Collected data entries

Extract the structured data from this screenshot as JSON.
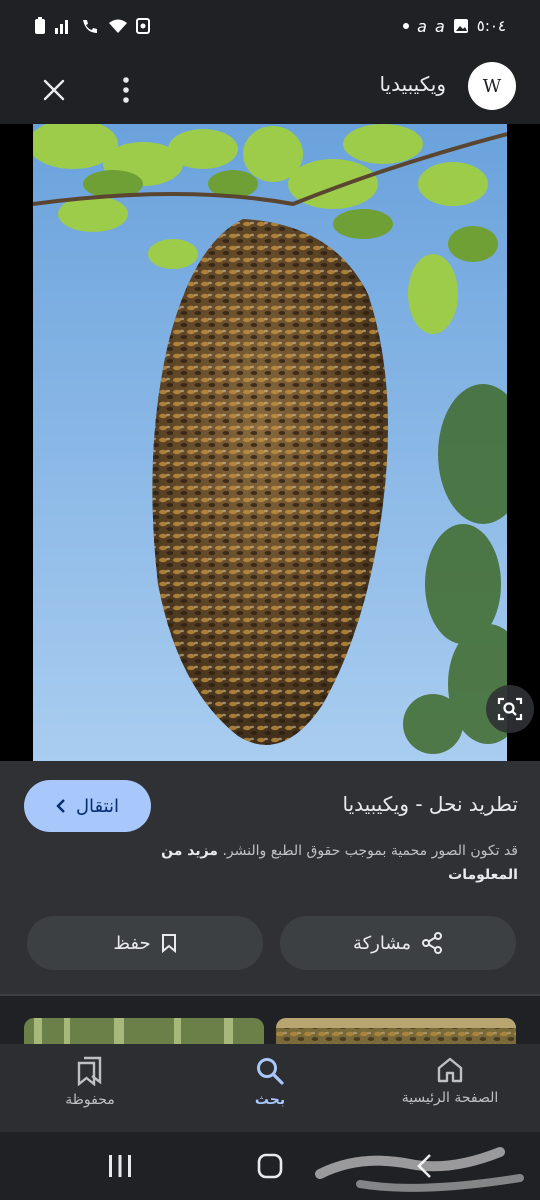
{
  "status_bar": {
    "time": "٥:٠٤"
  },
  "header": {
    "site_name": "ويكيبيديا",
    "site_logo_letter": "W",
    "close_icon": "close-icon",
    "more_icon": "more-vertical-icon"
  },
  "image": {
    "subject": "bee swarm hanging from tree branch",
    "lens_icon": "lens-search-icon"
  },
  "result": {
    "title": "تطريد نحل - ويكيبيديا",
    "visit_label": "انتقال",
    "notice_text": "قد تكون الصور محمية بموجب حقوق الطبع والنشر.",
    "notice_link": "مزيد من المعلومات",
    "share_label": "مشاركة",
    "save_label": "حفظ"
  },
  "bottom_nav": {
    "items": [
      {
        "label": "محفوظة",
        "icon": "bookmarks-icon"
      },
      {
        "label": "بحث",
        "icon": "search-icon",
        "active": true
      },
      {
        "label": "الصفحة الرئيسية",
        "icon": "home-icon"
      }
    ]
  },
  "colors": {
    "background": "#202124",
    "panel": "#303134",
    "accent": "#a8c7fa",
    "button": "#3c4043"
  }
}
...
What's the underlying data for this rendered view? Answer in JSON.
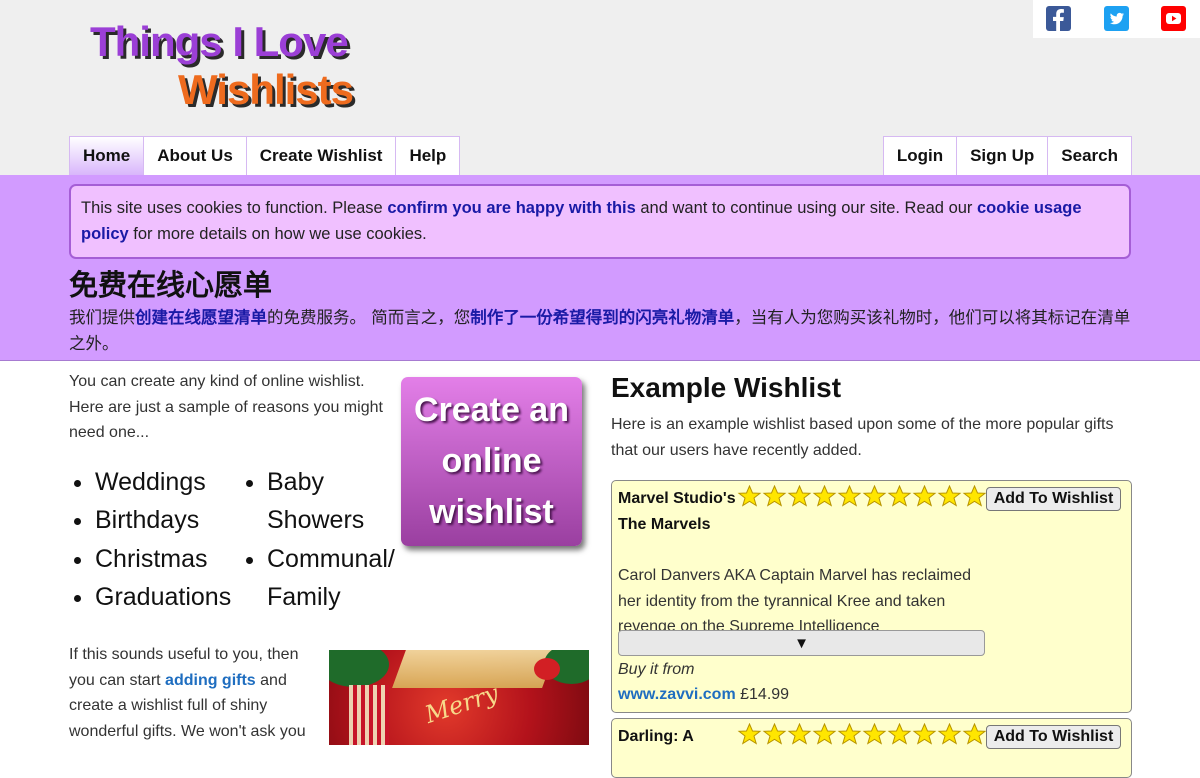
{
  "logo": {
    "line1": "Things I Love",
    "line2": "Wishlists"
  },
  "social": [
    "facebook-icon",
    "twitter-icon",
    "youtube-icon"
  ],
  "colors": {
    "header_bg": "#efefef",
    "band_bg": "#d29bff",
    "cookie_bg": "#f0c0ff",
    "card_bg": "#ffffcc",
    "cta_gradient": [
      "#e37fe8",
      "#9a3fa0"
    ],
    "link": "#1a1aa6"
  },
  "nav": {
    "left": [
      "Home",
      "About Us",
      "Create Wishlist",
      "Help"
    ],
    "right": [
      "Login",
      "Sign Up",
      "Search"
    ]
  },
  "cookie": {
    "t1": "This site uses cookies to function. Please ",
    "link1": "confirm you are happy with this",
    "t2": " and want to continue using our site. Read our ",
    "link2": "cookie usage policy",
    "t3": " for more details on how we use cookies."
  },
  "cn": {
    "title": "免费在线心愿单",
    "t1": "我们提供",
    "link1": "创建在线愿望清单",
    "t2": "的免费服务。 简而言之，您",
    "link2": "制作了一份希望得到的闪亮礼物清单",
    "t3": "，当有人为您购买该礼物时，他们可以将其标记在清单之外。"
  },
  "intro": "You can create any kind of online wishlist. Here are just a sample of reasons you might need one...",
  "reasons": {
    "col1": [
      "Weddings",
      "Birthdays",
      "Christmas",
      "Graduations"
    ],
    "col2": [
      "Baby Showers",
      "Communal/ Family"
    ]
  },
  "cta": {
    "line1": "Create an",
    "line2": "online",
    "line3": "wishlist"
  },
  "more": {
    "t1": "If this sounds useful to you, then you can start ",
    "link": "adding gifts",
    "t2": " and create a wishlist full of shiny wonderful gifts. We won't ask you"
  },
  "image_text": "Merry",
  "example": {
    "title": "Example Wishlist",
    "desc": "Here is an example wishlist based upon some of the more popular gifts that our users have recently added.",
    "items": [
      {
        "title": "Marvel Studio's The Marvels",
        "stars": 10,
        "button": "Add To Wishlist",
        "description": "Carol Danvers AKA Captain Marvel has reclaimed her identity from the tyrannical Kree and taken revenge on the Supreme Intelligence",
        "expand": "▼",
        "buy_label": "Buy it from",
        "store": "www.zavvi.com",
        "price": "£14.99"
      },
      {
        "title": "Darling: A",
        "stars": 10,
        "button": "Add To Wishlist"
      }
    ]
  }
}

WHAT THE TASK ASKS: Work out how many lines of the listing above include "title". Answer with the number and nothing more.

TASK SOLUTION: 5